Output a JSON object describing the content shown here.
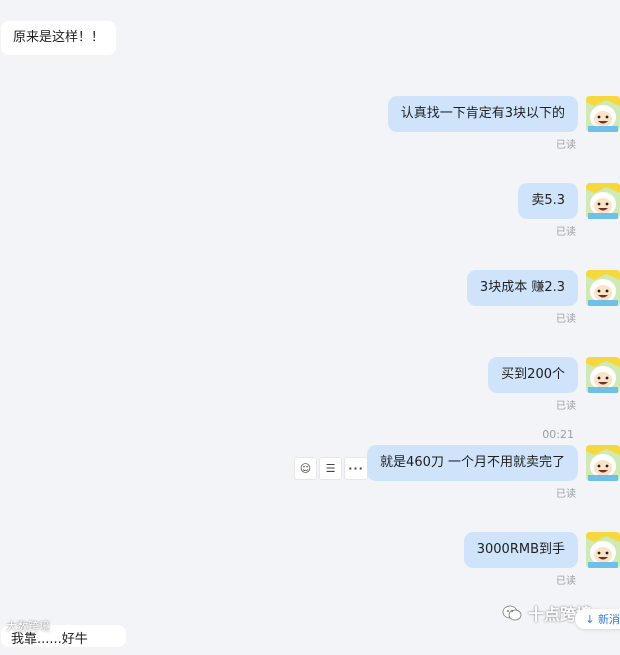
{
  "incoming_top": "原来是这样！！",
  "messages": [
    {
      "text": "认真找一下肯定有3块以下的",
      "status": "已读"
    },
    {
      "text": "卖5.3",
      "status": "已读"
    },
    {
      "text": "3块成本 赚2.3",
      "status": "已读"
    },
    {
      "text": "买到200个",
      "status": "已读"
    },
    {
      "text": "就是460刀 一个月不用就卖完了",
      "status": "已读"
    },
    {
      "text": "3000RMB到手",
      "status": "已读"
    }
  ],
  "timestamp": "00:21",
  "actions": {
    "more_label": "···"
  },
  "incoming_bottom": "我靠......好牛",
  "watermark_right": "十点跨境",
  "watermark_left": "大数跨境",
  "new_message": "新消",
  "colors": {
    "background": "#f3f4f7",
    "outgoing_bubble": "#cfe4fb",
    "incoming_bubble": "#ffffff",
    "status_text": "#9aa0a8"
  }
}
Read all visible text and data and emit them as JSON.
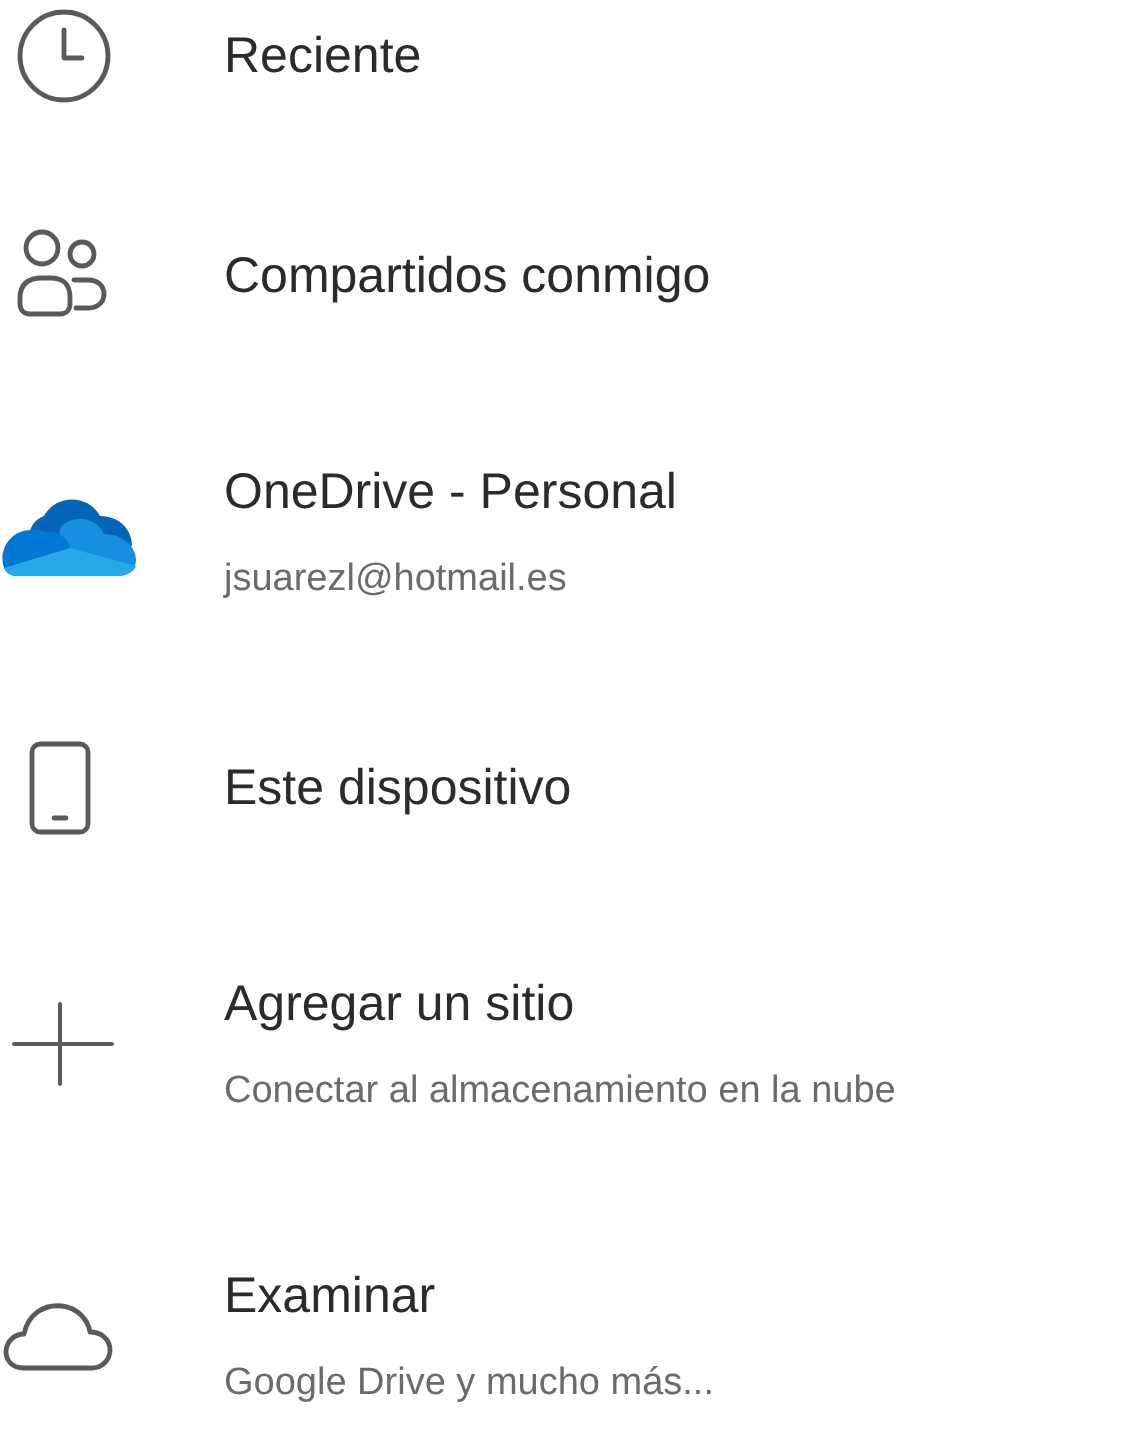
{
  "items": [
    {
      "kind": "clock",
      "title": "Reciente"
    },
    {
      "kind": "people",
      "title": "Compartidos conmigo"
    },
    {
      "kind": "onedrive",
      "title": "OneDrive - Personal",
      "subtitle": "jsuarezl@hotmail.es"
    },
    {
      "kind": "phone",
      "title": "Este dispositivo"
    },
    {
      "kind": "plus",
      "title": "Agregar un sitio",
      "subtitle": "Conectar al almacenamiento en la nube"
    },
    {
      "kind": "cloud",
      "title": "Examinar",
      "subtitle": "Google Drive y mucho más..."
    }
  ]
}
****************************************
> _Required task_:
The records above must be echoed exactly, minus their pictures.

> _Response to this exercise_:
Output a JSON object describing the content shown here.
{
  "incoming_top": "原来是这样！！",
  "messages": [
    {
      "text": "认真找一下肯定有3块以下的",
      "status": "已读"
    },
    {
      "text": "卖5.3",
      "status": "已读"
    },
    {
      "text": "3块成本 赚2.3",
      "status": "已读"
    },
    {
      "text": "买到200个",
      "status": "已读"
    },
    {
      "text": "就是460刀 一个月不用就卖完了",
      "status": "已读"
    },
    {
      "text": "3000RMB到手",
      "status": "已读"
    }
  ],
  "timestamp": "00:21",
  "actions": {
    "more_label": "···"
  },
  "incoming_bottom": "我靠......好牛",
  "watermark_right": "十点跨境",
  "watermark_left": "大数跨境",
  "new_message": "新消",
  "colors": {
    "background": "#f3f4f7",
    "outgoing_bubble": "#cfe4fb",
    "incoming_bubble": "#ffffff",
    "status_text": "#9aa0a8"
  }
}
Read all visible text and data and emit them as JSON.
{
  "items": [
    {
      "kind": "clock",
      "title": "Reciente"
    },
    {
      "kind": "people",
      "title": "Compartidos conmigo"
    },
    {
      "kind": "onedrive",
      "title": "OneDrive - Personal",
      "subtitle": "jsuarezl@hotmail.es"
    },
    {
      "kind": "phone",
      "title": "Este dispositivo"
    },
    {
      "kind": "plus",
      "title": "Agregar un sitio",
      "subtitle": "Conectar al almacenamiento en la nube"
    },
    {
      "kind": "cloud",
      "title": "Examinar",
      "subtitle": "Google Drive y mucho más..."
    }
  ]
}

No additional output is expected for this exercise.